— Start of Data entries —
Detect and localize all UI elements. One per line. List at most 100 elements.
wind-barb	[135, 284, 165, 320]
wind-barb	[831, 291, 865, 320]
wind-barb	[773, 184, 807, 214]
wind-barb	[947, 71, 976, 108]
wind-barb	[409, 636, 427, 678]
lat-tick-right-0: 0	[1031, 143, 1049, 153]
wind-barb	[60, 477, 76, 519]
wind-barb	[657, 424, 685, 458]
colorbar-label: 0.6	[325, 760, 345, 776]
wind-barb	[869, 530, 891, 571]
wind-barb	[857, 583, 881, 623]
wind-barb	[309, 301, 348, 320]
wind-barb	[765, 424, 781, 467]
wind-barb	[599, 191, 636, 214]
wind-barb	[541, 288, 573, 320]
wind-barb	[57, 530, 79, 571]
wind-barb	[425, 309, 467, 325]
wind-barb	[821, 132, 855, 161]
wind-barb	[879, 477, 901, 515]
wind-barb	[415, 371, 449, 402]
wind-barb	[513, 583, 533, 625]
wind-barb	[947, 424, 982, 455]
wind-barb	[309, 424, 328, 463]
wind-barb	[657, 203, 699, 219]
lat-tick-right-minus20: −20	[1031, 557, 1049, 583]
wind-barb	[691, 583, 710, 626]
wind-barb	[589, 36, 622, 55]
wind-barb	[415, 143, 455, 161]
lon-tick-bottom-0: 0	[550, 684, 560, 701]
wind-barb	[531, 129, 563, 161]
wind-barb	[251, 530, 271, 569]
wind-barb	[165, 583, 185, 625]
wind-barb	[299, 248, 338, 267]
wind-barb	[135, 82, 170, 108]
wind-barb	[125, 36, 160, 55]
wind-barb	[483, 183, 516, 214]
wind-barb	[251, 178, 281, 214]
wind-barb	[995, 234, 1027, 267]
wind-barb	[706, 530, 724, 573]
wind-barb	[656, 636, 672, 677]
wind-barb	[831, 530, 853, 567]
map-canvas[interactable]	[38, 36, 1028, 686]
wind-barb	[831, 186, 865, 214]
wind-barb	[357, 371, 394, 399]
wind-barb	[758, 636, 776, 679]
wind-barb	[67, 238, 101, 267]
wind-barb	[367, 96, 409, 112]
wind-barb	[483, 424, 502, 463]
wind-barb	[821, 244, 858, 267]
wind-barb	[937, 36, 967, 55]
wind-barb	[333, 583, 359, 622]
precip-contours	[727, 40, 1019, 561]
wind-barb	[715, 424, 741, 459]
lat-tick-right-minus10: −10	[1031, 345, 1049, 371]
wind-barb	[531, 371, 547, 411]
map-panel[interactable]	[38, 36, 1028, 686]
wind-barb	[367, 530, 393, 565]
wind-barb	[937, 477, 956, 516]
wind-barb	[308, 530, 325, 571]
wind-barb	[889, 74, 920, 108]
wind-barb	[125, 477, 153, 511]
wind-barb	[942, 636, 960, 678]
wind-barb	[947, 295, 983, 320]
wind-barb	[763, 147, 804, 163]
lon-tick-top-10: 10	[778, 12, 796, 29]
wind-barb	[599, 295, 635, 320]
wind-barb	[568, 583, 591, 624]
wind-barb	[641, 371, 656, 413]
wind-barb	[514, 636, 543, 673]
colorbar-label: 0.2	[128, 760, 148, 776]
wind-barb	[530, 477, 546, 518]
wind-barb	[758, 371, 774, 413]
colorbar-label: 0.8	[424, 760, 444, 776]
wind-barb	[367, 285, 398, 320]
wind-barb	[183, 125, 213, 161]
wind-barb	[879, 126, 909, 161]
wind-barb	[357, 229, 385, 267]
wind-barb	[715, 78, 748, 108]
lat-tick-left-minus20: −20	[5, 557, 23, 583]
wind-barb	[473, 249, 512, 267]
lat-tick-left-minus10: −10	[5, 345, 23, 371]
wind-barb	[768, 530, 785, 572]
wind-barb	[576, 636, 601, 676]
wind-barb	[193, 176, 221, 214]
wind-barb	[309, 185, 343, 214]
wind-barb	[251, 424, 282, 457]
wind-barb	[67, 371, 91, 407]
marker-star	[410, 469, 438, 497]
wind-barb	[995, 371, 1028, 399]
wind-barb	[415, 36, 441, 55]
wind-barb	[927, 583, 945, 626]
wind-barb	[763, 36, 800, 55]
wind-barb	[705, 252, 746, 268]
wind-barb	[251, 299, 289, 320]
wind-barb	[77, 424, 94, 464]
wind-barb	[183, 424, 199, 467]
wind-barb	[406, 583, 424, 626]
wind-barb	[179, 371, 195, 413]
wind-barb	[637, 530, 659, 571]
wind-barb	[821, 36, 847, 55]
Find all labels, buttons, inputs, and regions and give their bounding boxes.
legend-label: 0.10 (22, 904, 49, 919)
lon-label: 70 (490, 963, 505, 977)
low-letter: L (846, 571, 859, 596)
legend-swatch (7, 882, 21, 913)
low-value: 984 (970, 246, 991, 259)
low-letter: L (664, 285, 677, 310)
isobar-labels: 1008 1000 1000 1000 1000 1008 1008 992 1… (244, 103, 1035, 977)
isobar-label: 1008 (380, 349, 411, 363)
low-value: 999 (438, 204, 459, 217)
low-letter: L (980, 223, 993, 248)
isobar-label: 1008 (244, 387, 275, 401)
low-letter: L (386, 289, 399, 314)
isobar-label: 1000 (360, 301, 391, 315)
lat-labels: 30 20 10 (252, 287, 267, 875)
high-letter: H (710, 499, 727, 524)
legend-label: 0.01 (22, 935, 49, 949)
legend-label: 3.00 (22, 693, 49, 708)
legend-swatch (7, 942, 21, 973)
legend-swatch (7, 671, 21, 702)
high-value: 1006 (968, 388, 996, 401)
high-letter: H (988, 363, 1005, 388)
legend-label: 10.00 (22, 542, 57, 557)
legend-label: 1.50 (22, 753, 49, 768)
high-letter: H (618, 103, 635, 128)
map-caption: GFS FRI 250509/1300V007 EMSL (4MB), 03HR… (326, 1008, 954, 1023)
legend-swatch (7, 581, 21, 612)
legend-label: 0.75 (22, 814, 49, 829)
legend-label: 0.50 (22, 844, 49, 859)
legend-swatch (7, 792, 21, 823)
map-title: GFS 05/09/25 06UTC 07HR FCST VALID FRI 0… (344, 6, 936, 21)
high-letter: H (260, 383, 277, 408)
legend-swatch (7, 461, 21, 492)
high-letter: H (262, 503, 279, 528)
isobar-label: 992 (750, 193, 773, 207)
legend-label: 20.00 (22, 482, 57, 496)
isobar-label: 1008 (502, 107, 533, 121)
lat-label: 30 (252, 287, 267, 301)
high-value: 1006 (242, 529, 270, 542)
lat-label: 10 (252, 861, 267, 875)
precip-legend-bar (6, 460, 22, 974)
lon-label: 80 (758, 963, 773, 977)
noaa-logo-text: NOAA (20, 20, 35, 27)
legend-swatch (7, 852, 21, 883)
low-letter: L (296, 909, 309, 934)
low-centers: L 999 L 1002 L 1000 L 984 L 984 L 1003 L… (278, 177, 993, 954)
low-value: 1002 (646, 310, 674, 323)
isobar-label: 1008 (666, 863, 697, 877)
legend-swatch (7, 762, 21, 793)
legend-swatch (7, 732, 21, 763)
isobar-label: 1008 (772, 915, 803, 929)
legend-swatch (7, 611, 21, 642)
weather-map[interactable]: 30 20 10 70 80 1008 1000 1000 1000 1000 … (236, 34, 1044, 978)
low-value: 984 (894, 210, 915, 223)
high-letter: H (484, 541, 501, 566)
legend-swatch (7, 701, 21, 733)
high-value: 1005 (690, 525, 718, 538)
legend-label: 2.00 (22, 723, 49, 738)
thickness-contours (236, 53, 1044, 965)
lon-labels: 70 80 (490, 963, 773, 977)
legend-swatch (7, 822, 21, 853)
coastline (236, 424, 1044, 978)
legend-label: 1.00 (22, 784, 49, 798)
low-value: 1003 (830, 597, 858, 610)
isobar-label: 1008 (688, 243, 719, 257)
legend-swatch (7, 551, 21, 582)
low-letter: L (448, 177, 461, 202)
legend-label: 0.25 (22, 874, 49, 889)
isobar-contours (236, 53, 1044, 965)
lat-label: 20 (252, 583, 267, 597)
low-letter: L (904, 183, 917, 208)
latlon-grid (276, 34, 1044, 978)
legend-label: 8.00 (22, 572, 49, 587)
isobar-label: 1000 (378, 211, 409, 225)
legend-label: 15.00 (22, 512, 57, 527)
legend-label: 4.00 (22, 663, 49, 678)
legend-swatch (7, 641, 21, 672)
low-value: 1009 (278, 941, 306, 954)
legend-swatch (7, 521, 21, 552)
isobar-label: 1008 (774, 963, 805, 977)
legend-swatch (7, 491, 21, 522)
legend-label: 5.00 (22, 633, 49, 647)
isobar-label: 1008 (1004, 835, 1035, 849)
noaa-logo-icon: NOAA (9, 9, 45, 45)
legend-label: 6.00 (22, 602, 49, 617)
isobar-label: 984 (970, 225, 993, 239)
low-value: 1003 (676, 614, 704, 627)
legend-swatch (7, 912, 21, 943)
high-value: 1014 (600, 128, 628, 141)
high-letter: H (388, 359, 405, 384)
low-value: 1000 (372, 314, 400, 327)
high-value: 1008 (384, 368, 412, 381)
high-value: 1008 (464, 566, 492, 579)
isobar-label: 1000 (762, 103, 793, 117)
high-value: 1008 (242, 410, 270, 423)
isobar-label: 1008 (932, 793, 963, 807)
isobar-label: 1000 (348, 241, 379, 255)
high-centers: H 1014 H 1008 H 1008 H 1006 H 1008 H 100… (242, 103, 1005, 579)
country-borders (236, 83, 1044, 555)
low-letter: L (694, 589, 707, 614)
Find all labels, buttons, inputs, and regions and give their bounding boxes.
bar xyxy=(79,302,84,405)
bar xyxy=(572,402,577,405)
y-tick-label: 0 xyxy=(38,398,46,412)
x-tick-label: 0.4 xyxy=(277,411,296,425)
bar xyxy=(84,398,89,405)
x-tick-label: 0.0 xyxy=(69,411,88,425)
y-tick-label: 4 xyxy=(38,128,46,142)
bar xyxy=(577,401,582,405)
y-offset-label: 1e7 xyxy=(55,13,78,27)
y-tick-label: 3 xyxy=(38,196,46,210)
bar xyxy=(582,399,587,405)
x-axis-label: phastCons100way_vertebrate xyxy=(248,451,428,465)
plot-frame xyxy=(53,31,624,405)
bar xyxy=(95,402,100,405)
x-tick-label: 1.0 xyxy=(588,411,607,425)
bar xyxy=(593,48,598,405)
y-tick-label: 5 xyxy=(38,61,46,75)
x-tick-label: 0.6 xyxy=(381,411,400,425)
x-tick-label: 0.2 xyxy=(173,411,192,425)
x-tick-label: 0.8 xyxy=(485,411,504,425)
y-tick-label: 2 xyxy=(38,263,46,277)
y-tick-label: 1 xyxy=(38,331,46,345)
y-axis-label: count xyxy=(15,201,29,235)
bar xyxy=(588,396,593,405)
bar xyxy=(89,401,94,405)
— End of Data entries —
> [Your task] Reproduce the lines verbatim, starting with the first line and ending with the line that contains "424, 781, 467]", including both of them.

> [Task solution]
Detect and localize all UI elements. One per line. List at most 100 elements.
wind-barb	[135, 284, 165, 320]
wind-barb	[831, 291, 865, 320]
wind-barb	[773, 184, 807, 214]
wind-barb	[947, 71, 976, 108]
wind-barb	[409, 636, 427, 678]
lat-tick-right-0: 0	[1031, 143, 1049, 153]
wind-barb	[60, 477, 76, 519]
wind-barb	[657, 424, 685, 458]
colorbar-label: 0.6	[325, 760, 345, 776]
wind-barb	[869, 530, 891, 571]
wind-barb	[857, 583, 881, 623]
wind-barb	[309, 301, 348, 320]
wind-barb	[765, 424, 781, 467]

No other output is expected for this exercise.